Write down each entry again, exactly as it reads.

--- Begin Supplied records ---

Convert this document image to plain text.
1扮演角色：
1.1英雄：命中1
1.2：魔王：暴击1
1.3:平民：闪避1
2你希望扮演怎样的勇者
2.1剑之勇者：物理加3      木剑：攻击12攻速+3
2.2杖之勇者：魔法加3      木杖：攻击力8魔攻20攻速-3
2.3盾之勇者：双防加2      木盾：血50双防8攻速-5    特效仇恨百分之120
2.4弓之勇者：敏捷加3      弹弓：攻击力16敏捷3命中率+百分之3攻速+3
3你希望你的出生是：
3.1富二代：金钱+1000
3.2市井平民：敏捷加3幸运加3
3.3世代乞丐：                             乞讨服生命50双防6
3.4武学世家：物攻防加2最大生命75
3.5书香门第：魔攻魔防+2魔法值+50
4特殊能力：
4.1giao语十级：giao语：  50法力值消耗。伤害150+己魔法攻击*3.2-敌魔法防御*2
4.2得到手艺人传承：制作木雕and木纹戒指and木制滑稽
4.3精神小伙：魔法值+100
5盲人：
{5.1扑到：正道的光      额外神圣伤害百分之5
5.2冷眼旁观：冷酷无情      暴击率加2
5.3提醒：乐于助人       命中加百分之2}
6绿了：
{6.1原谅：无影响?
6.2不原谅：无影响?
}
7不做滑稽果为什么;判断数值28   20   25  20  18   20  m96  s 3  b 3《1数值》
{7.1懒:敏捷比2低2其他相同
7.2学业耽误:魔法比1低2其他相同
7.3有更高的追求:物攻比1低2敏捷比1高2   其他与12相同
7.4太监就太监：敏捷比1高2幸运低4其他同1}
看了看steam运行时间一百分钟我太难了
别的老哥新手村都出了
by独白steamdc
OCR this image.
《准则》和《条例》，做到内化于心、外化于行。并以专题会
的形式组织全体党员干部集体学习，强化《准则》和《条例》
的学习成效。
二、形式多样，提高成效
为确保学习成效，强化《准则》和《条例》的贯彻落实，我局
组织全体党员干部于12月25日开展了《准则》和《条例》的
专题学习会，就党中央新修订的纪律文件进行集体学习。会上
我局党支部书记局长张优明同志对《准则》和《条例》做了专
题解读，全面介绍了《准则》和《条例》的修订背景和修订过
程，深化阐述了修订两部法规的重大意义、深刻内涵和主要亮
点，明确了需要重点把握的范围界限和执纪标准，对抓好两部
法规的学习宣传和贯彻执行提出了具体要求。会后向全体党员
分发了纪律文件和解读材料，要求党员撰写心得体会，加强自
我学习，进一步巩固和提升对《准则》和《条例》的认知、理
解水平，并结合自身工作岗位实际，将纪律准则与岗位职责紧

--- End Supplied records ---

Answer below:
Convert this document image to plain text.
1扮演角色：
1.1英雄：命中1
1.2：魔王：暴击1
1.3:平民：闪避1
2你希望扮演怎样的勇者
2.1剑之勇者：物理加3      木剑：攻击12攻速+3
2.2杖之勇者：魔法加3      木杖：攻击力8魔攻20攻速-3
2.3盾之勇者：双防加2      木盾：血50双防8攻速-5    特效仇恨百分之120
2.4弓之勇者：敏捷加3      弹弓：攻击力16敏捷3命中率+百分之3攻速+3
3你希望你的出生是：
3.1富二代：金钱+1000
3.2市井平民：敏捷加3幸运加3
3.3世代乞丐：                             乞讨服生命50双防6
3.4武学世家：物攻防加2最大生命75
3.5书香门第：魔攻魔防+2魔法值+50
4特殊能力：
4.1giao语十级：giao语：  50法力值消耗。伤害150+己魔法攻击*3.2-敌魔法防御*2
4.2得到手艺人传承：制作木雕and木纹戒指and木制滑稽
4.3精神小伙：魔法值+100
5盲人：
{5.1扑到：正道的光      额外神圣伤害百分之5
5.2冷眼旁观：冷酷无情      暴击率加2
5.3提醒：乐于助人       命中加百分之2}
6绿了：
{6.1原谅：无影响?
6.2不原谅：无影响?
}
7不做滑稽果为什么;判断数值28   20   25  20  18   20  m96  s 3  b 3《1数值》
{7.1懒:敏捷比2低2其他相同
7.2学业耽误:魔法比1低2其他相同
7.3有更高的追求:物攻比1低2敏捷比1高2   其他与12相同
7.4太监就太监：敏捷比1高2幸运低4其他同1}
看了看steam运行时间一百分钟我太难了
别的老哥新手村都出了
by独白steamdc
OCR this image.
《准则》和《条例》，做到内化于心、外化于行。并以专题会
的形式组织全体党员干部集体学习，强化《准则》和《条例》
的学习成效。
二、形式多样，提高成效
为确保学习成效，强化《准则》和《条例》的贯彻落实，我局
组织全体党员干部于12月25日开展了《准则》和《条例》的
专题学习会，就党中央新修订的纪律文件进行集体学习。会上
我局党支部书记局长张优明同志对《准则》和《条例》做了专
题解读，全面介绍了《准则》和《条例》的修订背景和修订过
程，深化阐述了修订两部法规的重大意义、深刻内涵和主要亮
点，明确了需要重点把握的范围界限和执纪标准，对抓好两部
法规的学习宣传和贯彻执行提出了具体要求。会后向全体党员
分发了纪律文件和解读材料，要求党员撰写心得体会，加强自
我学习，进一步巩固和提升对《准则》和《条例》的认知、理
解水平，并结合自身工作岗位实际，将纪律准则与岗位职责紧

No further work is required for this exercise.